--- Begin ---
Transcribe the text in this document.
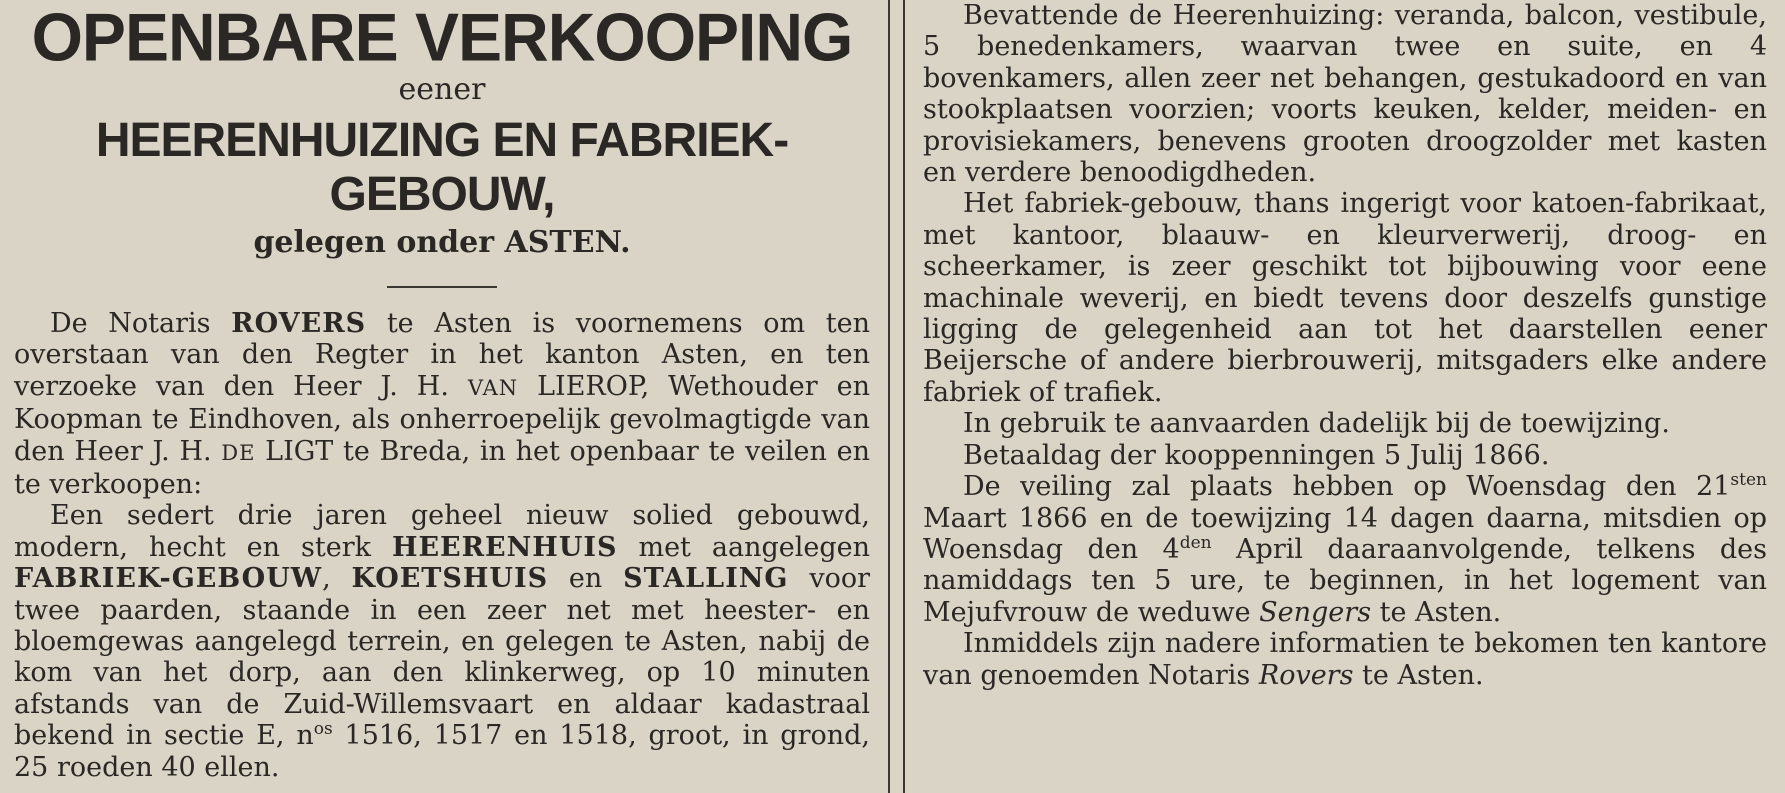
OPENBARE VERKOOPING

eener

HEERENHUIZING EN FABRIEK-GEBOUW,

gelegen onder ASTEN.

De Notaris ROVERS te Asten is voornemens om ten overstaan van den Regter in het kanton Asten, en ten verzoeke van den Heer J. H. VAN LIEROP, Wethouder en Koopman te Eindhoven, als onherroepelijk gevolmagtigde van den Heer J. H. DE LIGT te Breda, in het openbaar te veilen en te verkoopen:

Een sedert drie jaren geheel nieuw solied gebouwd, modern, hecht en sterk HEERENHUIS met aangelegen FABRIEK-GEBOUW, KOETSHUIS en STALLING voor twee paarden, staande in een zeer net met heester- en bloemgewas aangelegd terrein, en gelegen te Asten, nabij de kom van het dorp, aan den klinkerweg, op 10 minuten afstands van de Zuid-Willemsvaart en aldaar kadastraal bekend in sectie E, $n^{os}$ 1516, 1517 en 1518, groot, in grond, 25 roeden 40 ellen.

Bevattende de Heerenhuizing: veranda, balcon, vestibule, 5 benedenkamers, waarvan twee en suite, en 4 bovenkamers, allen zeer net behangen, gestukadoord en van stookplaatsen voorzien; voorts keuken, kelder, meiden- en provisiekamers, benevens grooten droogzolder met kasten en verdere benoodigdheden.

Het fabriek-gebouw, thans ingerigt voor katoen-fabrikaat, met kantoor, blaauw- en kleurverwerij, droog- en scheerkamer, is zeer geschikt tot bijbouwing voor eene machinale weverij, en biedt tevens door deszelfs gunstige ligging de gelegenheid aan tot het daarstellen eener Beijersche of andere bierbrouwerij, mitsgaders elke andere fabriek of trafiek.

In gebruik te aanvaarden dadelijk bij de toewijzing.

Betaaldag der kooppenningen 5 Julij 1866.

De veiling zal plaats hebben op Woensdag den $21^{sten}$ Maart 1866 en de toewijzing 14 dagen daarna, mitsdien op Woensdag den $4^{den}$ April daaraanvolgende, telkens des namiddags ten 5 ure, te beginnen, in het logement van Mejufvrouw de weduwe Sengers te Asten.

Inmiddels zijn nadere informatien te bekomen ten kantore van genoemden Notaris Rovers te Asten.
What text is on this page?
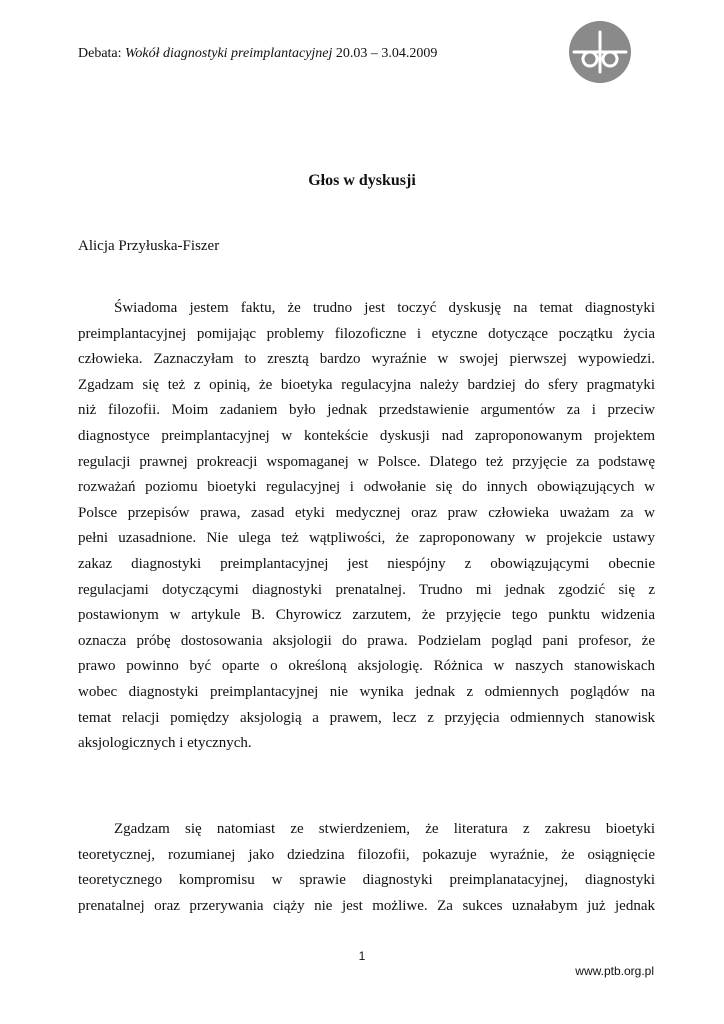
Debata: Wokół diagnostyki preimplantacyjnej 20.03 – 3.04.2009
Głos w dyskusji
Alicja Przyłuska-Fiszer
Świadoma jestem faktu, że trudno jest toczyć dyskusję na temat diagnostyki
preimplantacyjnej pomijając problemy filozoficzne i etyczne dotyczące początku życia
człowieka. Zaznaczyłam to zresztą bardzo wyraźnie w swojej pierwszej wypowiedzi.
Zgadzam się też z opinią, że bioetyka regulacyjna należy bardziej do sfery pragmatyki
niż filozofii. Moim zadaniem było jednak przedstawienie argumentów za i przeciw
diagnostyce preimplantacyjnej w kontekście dyskusji nad zaproponowanym projektem
regulacji prawnej prokreacji wspomaganej w Polsce. Dlatego też przyjęcie za podstawę
rozważań poziomu bioetyki regulacyjnej i odwołanie się do innych obowiązujących w
Polsce przepisów prawa, zasad etyki medycznej oraz praw człowieka uważam za w
pełni uzasadnione. Nie ulega też wątpliwości, że zaproponowany w projekcie ustawy
zakaz diagnostyki preimplantacyjnej jest niespójny z obowiązującymi obecnie
regulacjami dotyczącymi diagnostyki prenatalnej. Trudno mi jednak zgodzić się z
postawionym w artykule B. Chyrowicz zarzutem, że przyjęcie tego punktu widzenia
oznacza próbę dostosowania aksjologii do prawa. Podzielam pogląd pani profesor, że
prawo powinno być oparte o określoną aksjologię. Różnica w naszych stanowiskach
wobec diagnostyki preimplantacyjnej nie wynika jednak z odmiennych poglądów na
temat relacji pomiędzy aksjologią a prawem, lecz z przyjęcia odmiennych stanowisk
aksjologicznych i etycznych.
Zgadzam się natomiast ze stwierdzeniem, że literatura z zakresu bioetyki
teoretycznej, rozumianej jako dziedzina filozofii, pokazuje wyraźnie, że osiągnięcie
teoretycznego kompromisu w sprawie diagnostyki preimplanatacyjnej, diagnostyki
prenatalnej oraz przerywania ciąży nie jest możliwe. Za sukces uznałabym już jednak
1
www.ptb.org.pl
--- End ---
> Stated goal
Leaving the pictures out, set down exactly the lines from the one with "What text is on this page?" through the end of the records.

> Answer to the task
What text is on this page?
Debata: Wokół diagnostyki preimplantacyjnej 20.03 – 3.04.2009
Głos w dyskusji
Alicja Przyłuska-Fiszer
Świadoma jestem faktu, że trudno jest toczyć dyskusję na temat diagnostyki
preimplantacyjnej pomijając problemy filozoficzne i etyczne dotyczące początku życia
człowieka. Zaznaczyłam to zresztą bardzo wyraźnie w swojej pierwszej wypowiedzi.
Zgadzam się też z opinią, że bioetyka regulacyjna należy bardziej do sfery pragmatyki
niż filozofii. Moim zadaniem było jednak przedstawienie argumentów za i przeciw
diagnostyce preimplantacyjnej w kontekście dyskusji nad zaproponowanym projektem
regulacji prawnej prokreacji wspomaganej w Polsce. Dlatego też przyjęcie za podstawę
rozważań poziomu bioetyki regulacyjnej i odwołanie się do innych obowiązujących w
Polsce przepisów prawa, zasad etyki medycznej oraz praw człowieka uważam za w
pełni uzasadnione. Nie ulega też wątpliwości, że zaproponowany w projekcie ustawy
zakaz diagnostyki preimplantacyjnej jest niespójny z obowiązującymi obecnie
regulacjami dotyczącymi diagnostyki prenatalnej. Trudno mi jednak zgodzić się z
postawionym w artykule B. Chyrowicz zarzutem, że przyjęcie tego punktu widzenia
oznacza próbę dostosowania aksjologii do prawa. Podzielam pogląd pani profesor, że
prawo powinno być oparte o określoną aksjologię. Różnica w naszych stanowiskach
wobec diagnostyki preimplantacyjnej nie wynika jednak z odmiennych poglądów na
temat relacji pomiędzy aksjologią a prawem, lecz z przyjęcia odmiennych stanowisk
aksjologicznych i etycznych.
Zgadzam się natomiast ze stwierdzeniem, że literatura z zakresu bioetyki
teoretycznej, rozumianej jako dziedzina filozofii, pokazuje wyraźnie, że osiągnięcie
teoretycznego kompromisu w sprawie diagnostyki preimplanatacyjnej, diagnostyki
prenatalnej oraz przerywania ciąży nie jest możliwe. Za sukces uznałabym już jednak
1
www.ptb.org.pl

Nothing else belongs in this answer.